- [TO DO] The listing below must be repeated word for word, with its images excluded.

- [PROVIDED INFORMATION]
+-------+

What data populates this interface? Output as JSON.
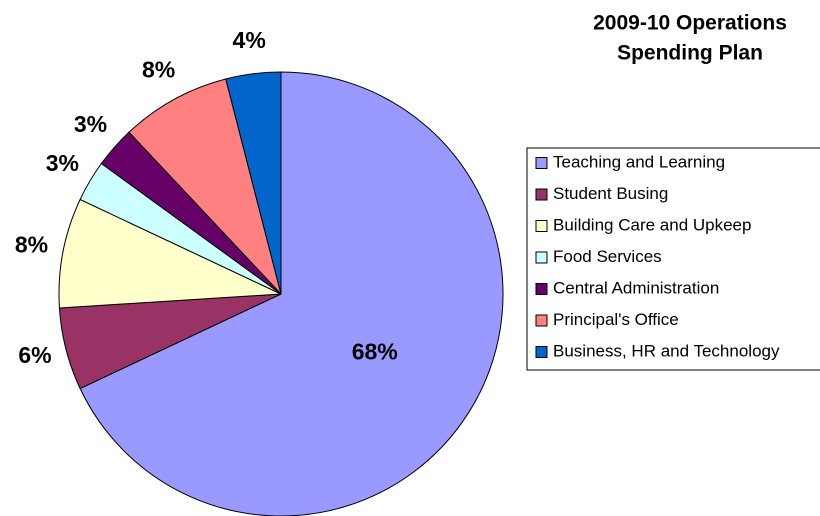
{
  "chart_data": {
    "type": "pie",
    "title": [
      "2009-10 Operations",
      "Spending Plan"
    ],
    "categories": [
      "Teaching and Learning",
      "Student Busing",
      "Building Care and Upkeep",
      "Food Services",
      "Central Administration",
      "Principal's Office",
      "Business, HR and Technology"
    ],
    "values": [
      68,
      6,
      8,
      3,
      3,
      8,
      4
    ],
    "value_labels": [
      "68%",
      "6%",
      "8%",
      "3%",
      "3%",
      "8%",
      "4%"
    ],
    "colors": [
      "#9999ff",
      "#993366",
      "#ffffcc",
      "#ccffff",
      "#660066",
      "#ff8080",
      "#0066cc"
    ],
    "legend": "right"
  }
}
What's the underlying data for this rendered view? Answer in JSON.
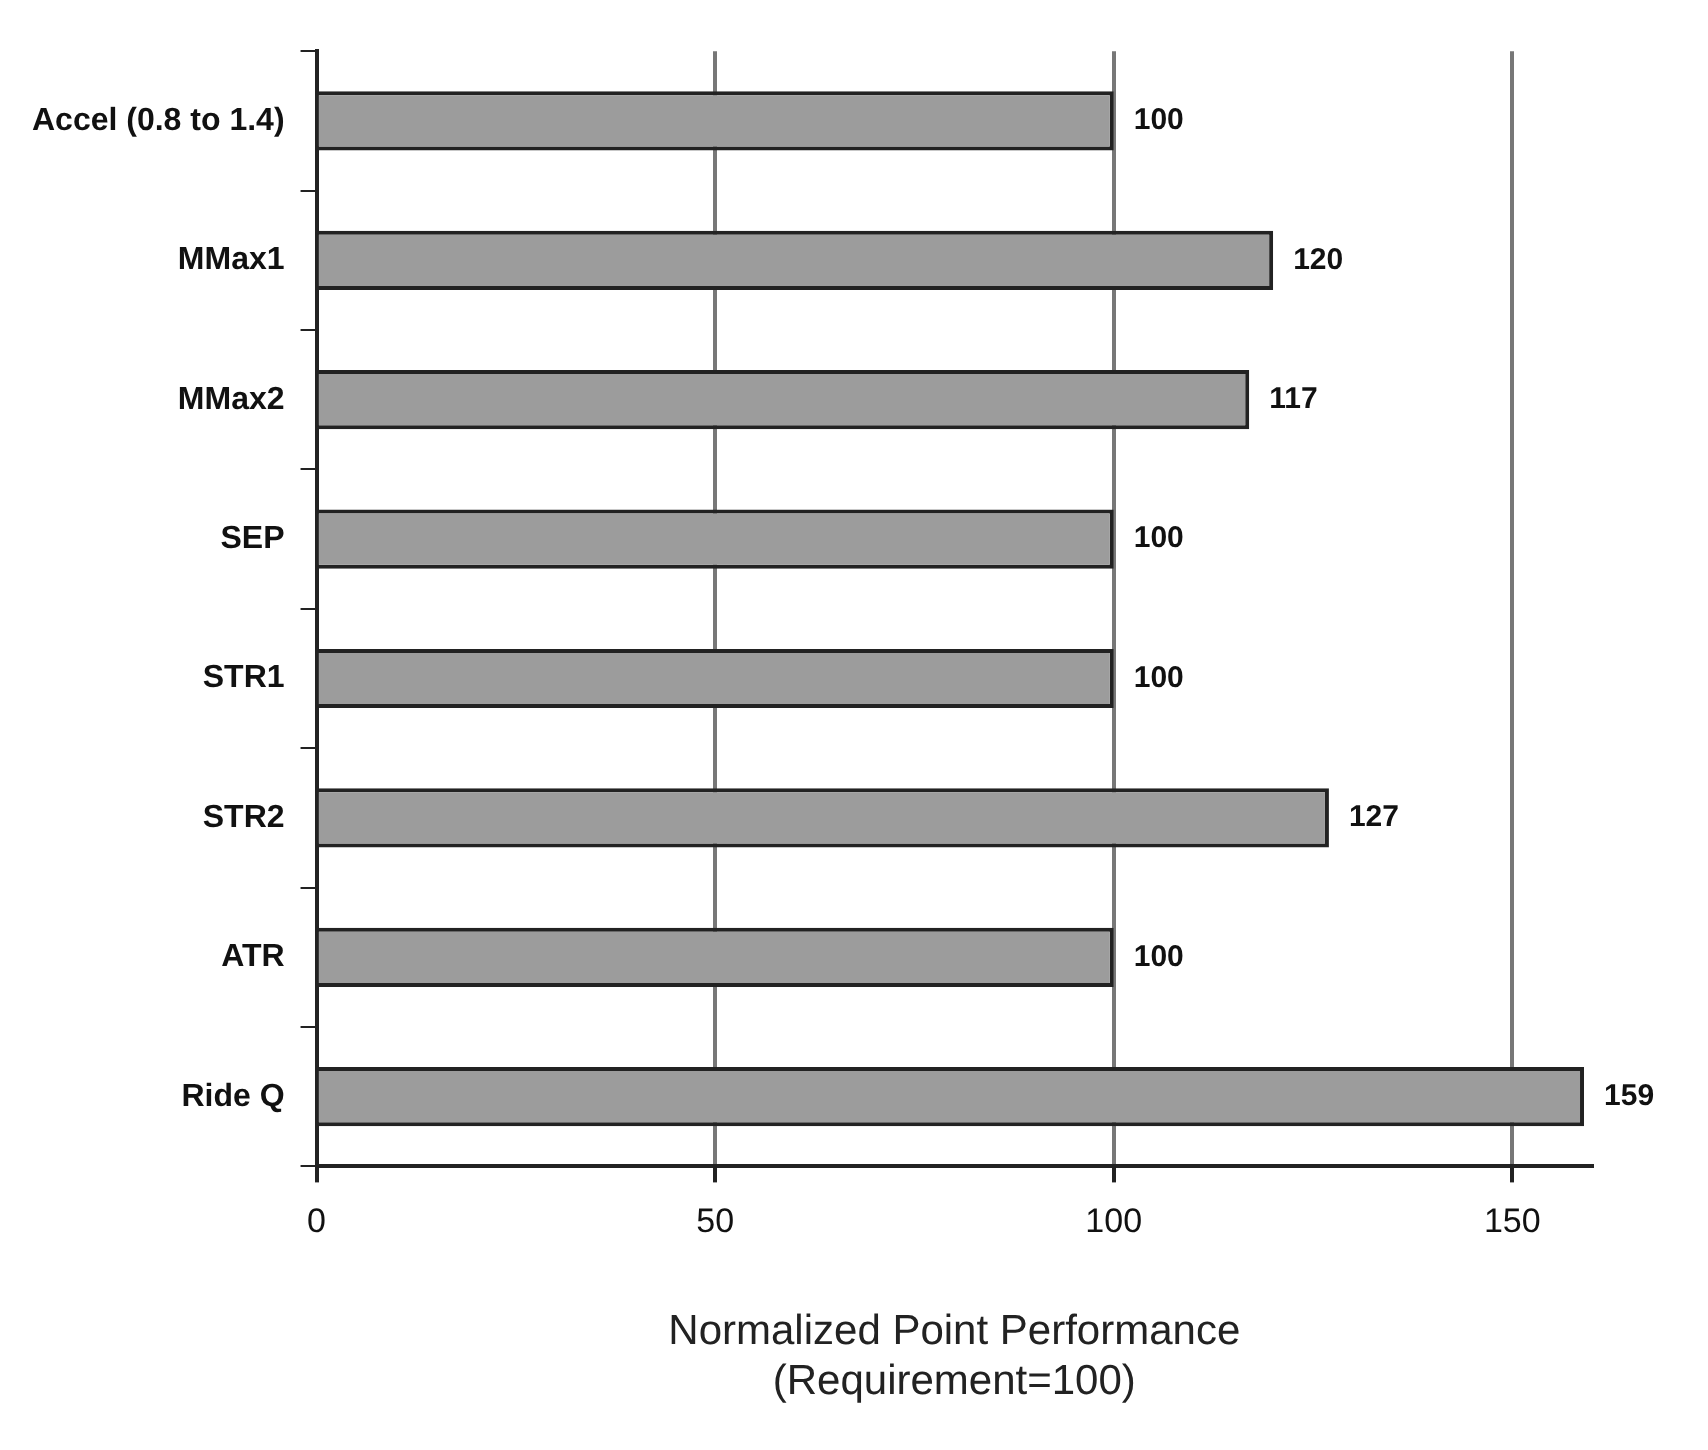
{
  "chart_data": {
    "type": "bar",
    "orientation": "horizontal",
    "categories": [
      "Accel (0.8 to 1.4)",
      "MMax1",
      "MMax2",
      "SEP",
      "STR1",
      "STR2",
      "ATR",
      "Ride Q"
    ],
    "values": [
      100,
      120,
      117,
      100,
      100,
      127,
      100,
      159
    ],
    "color": "#9c9c9c",
    "xlim": [
      0,
      160
    ],
    "xticks": [
      0,
      50,
      100,
      150
    ],
    "grid": "x",
    "data_labels": true,
    "legend": false,
    "xlabel": "Normalized Point Performance\n(Requirement=100)"
  }
}
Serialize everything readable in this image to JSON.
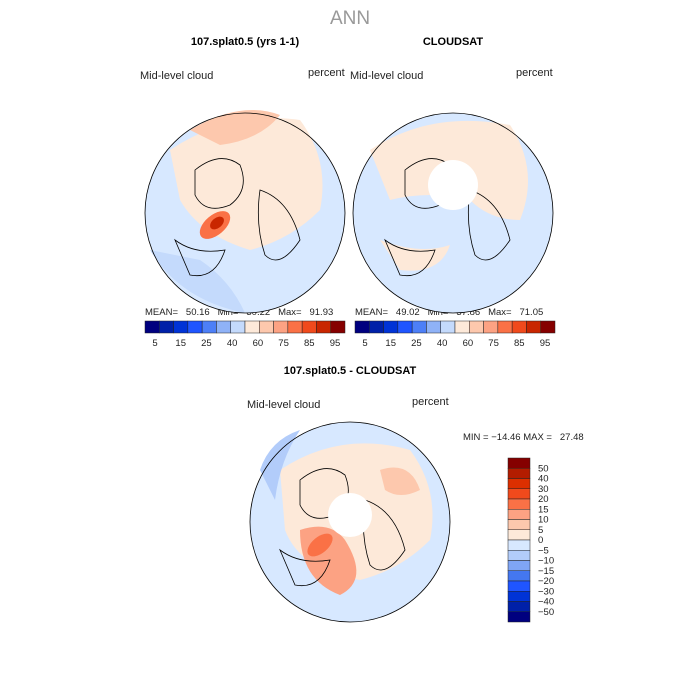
{
  "title": "ANN",
  "panels": [
    {
      "title": "107.splat0.5 (yrs 1-1)",
      "left_label": "Mid-level cloud",
      "right_label": "percent",
      "stats": "MEAN=   50.16   Min=   30.22   Max=   91.93"
    },
    {
      "title": "CLOUDSAT",
      "left_label": "Mid-level cloud",
      "right_label": "percent",
      "stats": "MEAN=   49.02   Min=   37.86   Max=   71.05"
    },
    {
      "title": "107.splat0.5 - CLOUDSAT",
      "left_label": "Mid-level cloud",
      "right_label": "percent",
      "stats": "MIN = −14.46 MAX =   27.48"
    }
  ],
  "colorbar": {
    "colors": [
      "#00007f",
      "#0020a8",
      "#0033d6",
      "#1f55ff",
      "#4477f0",
      "#7fa5f5",
      "#b2ccfa",
      "#d7e8ff",
      "#fde9d9",
      "#fdc8ad",
      "#fca283",
      "#fa7146",
      "#f04a1c",
      "#dc2f00",
      "#b31c00",
      "#850000"
    ],
    "main_colors": [
      "#00007f",
      "#0020a8",
      "#0033d6",
      "#1f55ff",
      "#4d7ff7",
      "#8fb2f7",
      "#c4dafc",
      "#fde9d9",
      "#fdc8ad",
      "#fca283",
      "#fa7146",
      "#f04a1c",
      "#c92600",
      "#850000"
    ],
    "main_labels": [
      "5",
      "15",
      "25",
      "40",
      "60",
      "75",
      "85",
      "95"
    ],
    "diff_labels": [
      "50",
      "40",
      "30",
      "20",
      "15",
      "10",
      "5",
      "0",
      "−5",
      "−10",
      "−15",
      "−20",
      "−30",
      "−40",
      "−50"
    ]
  }
}
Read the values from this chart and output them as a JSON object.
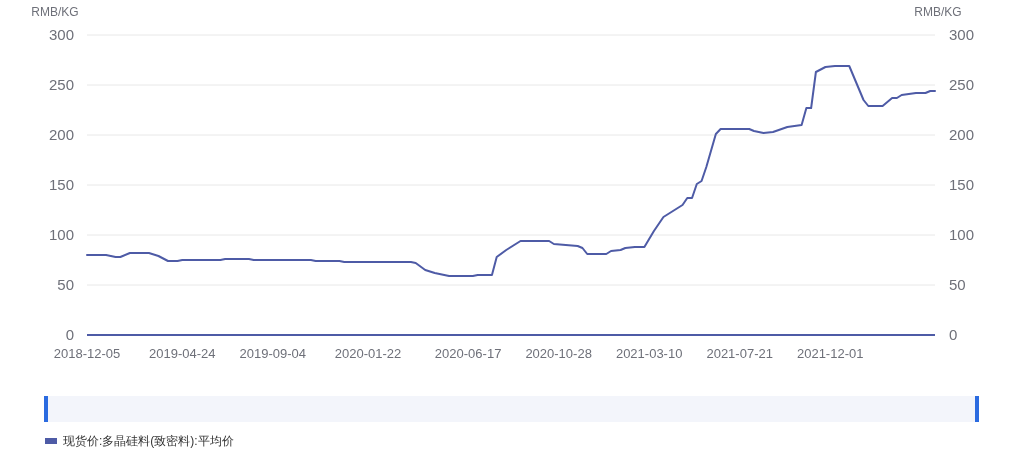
{
  "chart_data": {
    "type": "line",
    "ylabel": "RMB/KG",
    "y2label": "RMB/KG",
    "x": [
      "2018-12-05",
      "2019-01-02",
      "2019-01-16",
      "2019-01-23",
      "2019-02-06",
      "2019-03-06",
      "2019-03-20",
      "2019-04-03",
      "2019-04-17",
      "2019-04-24",
      "2019-06-19",
      "2019-06-26",
      "2019-07-31",
      "2019-08-07",
      "2019-10-30",
      "2019-11-06",
      "2019-12-11",
      "2019-12-18",
      "2020-03-25",
      "2020-04-01",
      "2020-04-15",
      "2020-04-29",
      "2020-05-06",
      "2020-05-20",
      "2020-06-24",
      "2020-07-01",
      "2020-07-22",
      "2020-07-29",
      "2020-08-12",
      "2020-09-02",
      "2020-10-14",
      "2020-10-21",
      "2020-11-25",
      "2020-12-02",
      "2020-12-09",
      "2021-01-06",
      "2021-01-13",
      "2021-01-27",
      "2021-02-03",
      "2021-02-17",
      "2021-03-03",
      "2021-03-17",
      "2021-03-31",
      "2021-04-07",
      "2021-04-21",
      "2021-04-28",
      "2021-05-05",
      "2021-05-12",
      "2021-05-19",
      "2021-05-26",
      "2021-06-02",
      "2021-06-16",
      "2021-06-23",
      "2021-08-04",
      "2021-08-11",
      "2021-08-25",
      "2021-09-08",
      "2021-09-29",
      "2021-10-20",
      "2021-10-27",
      "2021-11-03",
      "2021-11-10",
      "2021-11-24",
      "2021-12-08",
      "2021-12-29",
      "2022-01-19",
      "2022-01-26",
      "2022-02-16",
      "2022-03-02",
      "2022-03-09",
      "2022-03-16",
      "2022-04-06",
      "2022-04-20",
      "2022-04-27",
      "2022-05-04"
    ],
    "series": [
      {
        "name": "现货价:多晶硅料(致密料):平均价",
        "color": "#4e5ba6",
        "values": [
          80,
          80,
          78,
          78,
          82,
          82,
          79,
          74,
          74,
          75,
          75,
          76,
          76,
          75,
          75,
          74,
          74,
          73,
          73,
          72,
          65,
          62,
          61,
          59,
          59,
          60,
          60,
          78,
          85,
          94,
          94,
          91,
          89,
          87,
          81,
          81,
          84,
          85,
          87,
          88,
          88,
          104,
          118,
          121,
          127,
          130,
          137,
          137,
          151,
          154,
          168,
          201,
          206,
          206,
          204,
          202,
          203,
          208,
          210,
          227,
          227,
          263,
          268,
          269,
          269,
          235,
          229,
          229,
          237,
          237,
          240,
          242,
          242,
          244,
          244
        ]
      }
    ],
    "xlim": [
      "2018-12-05",
      "2022-05-04"
    ],
    "xticks": [
      "2018-12-05",
      "2019-04-24",
      "2019-09-04",
      "2020-01-22",
      "2020-06-17",
      "2020-10-28",
      "2021-03-10",
      "2021-07-21",
      "2021-12-01"
    ],
    "ylim": [
      0,
      300
    ],
    "yticks": [
      0,
      50,
      100,
      150,
      200,
      250,
      300
    ],
    "y2lim": [
      0,
      300
    ],
    "y2ticks": [
      0,
      50,
      100,
      150,
      200,
      250,
      300
    ],
    "grid": "y",
    "legend": "bottom left",
    "marker": "none",
    "line_style": "solid"
  }
}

+-------+

- [FINAL RESULT]
What data populates this interface? Output as JSON.
{
  "chart_data": {
    "type": "pie",
    "title": [
      "2009-10 Operations",
      "Spending Plan"
    ],
    "categories": [
      "Teaching and Learning",
      "Student Busing",
      "Building Care and Upkeep",
      "Food Services",
      "Central Administration",
      "Principal's Office",
      "Business, HR and Technology"
    ],
    "values": [
      68,
      6,
      8,
      3,
      3,
      8,
      4
    ],
    "value_labels": [
      "68%",
      "6%",
      "8%",
      "3%",
      "3%",
      "8%",
      "4%"
    ],
    "colors": [
      "#9999ff",
      "#993366",
      "#ffffcc",
      "#ccffff",
      "#660066",
      "#ff8080",
      "#0066cc"
    ],
    "legend": "right"
  }
}
What's the underlying data for this rendered view? Answer in JSON.
{
  "chart_data": {
    "type": "bar",
    "orientation": "horizontal",
    "categories": [
      "Accel (0.8 to 1.4)",
      "MMax1",
      "MMax2",
      "SEP",
      "STR1",
      "STR2",
      "ATR",
      "Ride Q"
    ],
    "values": [
      100,
      120,
      117,
      100,
      100,
      127,
      100,
      159
    ],
    "color": "#9c9c9c",
    "xlim": [
      0,
      160
    ],
    "xticks": [
      0,
      50,
      100,
      150
    ],
    "grid": "x",
    "data_labels": true,
    "legend": false,
    "xlabel": "Normalized Point Performance\n(Requirement=100)"
  }
}
Serialize everything readable in this image to JSON.
{
  "title": "ANN",
  "panels": [
    {
      "title": "107.splat0.5 (yrs 1-1)",
      "left_label": "Mid-level cloud",
      "right_label": "percent",
      "stats": "MEAN=   50.16   Min=   30.22   Max=   91.93"
    },
    {
      "title": "CLOUDSAT",
      "left_label": "Mid-level cloud",
      "right_label": "percent",
      "stats": "MEAN=   49.02   Min=   37.86   Max=   71.05"
    },
    {
      "title": "107.splat0.5 - CLOUDSAT",
      "left_label": "Mid-level cloud",
      "right_label": "percent",
      "stats": "MIN = −14.46 MAX =   27.48"
    }
  ],
  "colorbar": {
    "colors": [
      "#00007f",
      "#0020a8",
      "#0033d6",
      "#1f55ff",
      "#4477f0",
      "#7fa5f5",
      "#b2ccfa",
      "#d7e8ff",
      "#fde9d9",
      "#fdc8ad",
      "#fca283",
      "#fa7146",
      "#f04a1c",
      "#dc2f00",
      "#b31c00",
      "#850000"
    ],
    "main_colors": [
      "#00007f",
      "#0020a8",
      "#0033d6",
      "#1f55ff",
      "#4d7ff7",
      "#8fb2f7",
      "#c4dafc",
      "#fde9d9",
      "#fdc8ad",
      "#fca283",
      "#fa7146",
      "#f04a1c",
      "#c92600",
      "#850000"
    ],
    "main_labels": [
      "5",
      "15",
      "25",
      "40",
      "60",
      "75",
      "85",
      "95"
    ],
    "diff_labels": [
      "50",
      "40",
      "30",
      "20",
      "15",
      "10",
      "5",
      "0",
      "−5",
      "−10",
      "−15",
      "−20",
      "−30",
      "−40",
      "−50"
    ]
  }
}
Read the values from this chart and output them as a JSON object.
{
  "chart_data": {
    "type": "line",
    "ylabel": "RMB/KG",
    "y2label": "RMB/KG",
    "x": [
      "2018-12-05",
      "2019-01-02",
      "2019-01-16",
      "2019-01-23",
      "2019-02-06",
      "2019-03-06",
      "2019-03-20",
      "2019-04-03",
      "2019-04-17",
      "2019-04-24",
      "2019-06-19",
      "2019-06-26",
      "2019-07-31",
      "2019-08-07",
      "2019-10-30",
      "2019-11-06",
      "2019-12-11",
      "2019-12-18",
      "2020-03-25",
      "2020-04-01",
      "2020-04-15",
      "2020-04-29",
      "2020-05-06",
      "2020-05-20",
      "2020-06-24",
      "2020-07-01",
      "2020-07-22",
      "2020-07-29",
      "2020-08-12",
      "2020-09-02",
      "2020-10-14",
      "2020-10-21",
      "2020-11-25",
      "2020-12-02",
      "2020-12-09",
      "2021-01-06",
      "2021-01-13",
      "2021-01-27",
      "2021-02-03",
      "2021-02-17",
      "2021-03-03",
      "2021-03-17",
      "2021-03-31",
      "2021-04-07",
      "2021-04-21",
      "2021-04-28",
      "2021-05-05",
      "2021-05-12",
      "2021-05-19",
      "2021-05-26",
      "2021-06-02",
      "2021-06-16",
      "2021-06-23",
      "2021-08-04",
      "2021-08-11",
      "2021-08-25",
      "2021-09-08",
      "2021-09-29",
      "2021-10-20",
      "2021-10-27",
      "2021-11-03",
      "2021-11-10",
      "2021-11-24",
      "2021-12-08",
      "2021-12-29",
      "2022-01-19",
      "2022-01-26",
      "2022-02-16",
      "2022-03-02",
      "2022-03-09",
      "2022-03-16",
      "2022-04-06",
      "2022-04-20",
      "2022-04-27",
      "2022-05-04"
    ],
    "series": [
      {
        "name": "现货价:多晶硅料(致密料):平均价",
        "color": "#4e5ba6",
        "values": [
          80,
          80,
          78,
          78,
          82,
          82,
          79,
          74,
          74,
          75,
          75,
          76,
          76,
          75,
          75,
          74,
          74,
          73,
          73,
          72,
          65,
          62,
          61,
          59,
          59,
          60,
          60,
          78,
          85,
          94,
          94,
          91,
          89,
          87,
          81,
          81,
          84,
          85,
          87,
          88,
          88,
          104,
          118,
          121,
          127,
          130,
          137,
          137,
          151,
          154,
          168,
          201,
          206,
          206,
          204,
          202,
          203,
          208,
          210,
          227,
          227,
          263,
          268,
          269,
          269,
          235,
          229,
          229,
          237,
          237,
          240,
          242,
          242,
          244,
          244
        ]
      }
    ],
    "xlim": [
      "2018-12-05",
      "2022-05-04"
    ],
    "xticks": [
      "2018-12-05",
      "2019-04-24",
      "2019-09-04",
      "2020-01-22",
      "2020-06-17",
      "2020-10-28",
      "2021-03-10",
      "2021-07-21",
      "2021-12-01"
    ],
    "ylim": [
      0,
      300
    ],
    "yticks": [
      0,
      50,
      100,
      150,
      200,
      250,
      300
    ],
    "y2lim": [
      0,
      300
    ],
    "y2ticks": [
      0,
      50,
      100,
      150,
      200,
      250,
      300
    ],
    "grid": "y",
    "legend": "bottom left",
    "marker": "none",
    "line_style": "solid"
  }
}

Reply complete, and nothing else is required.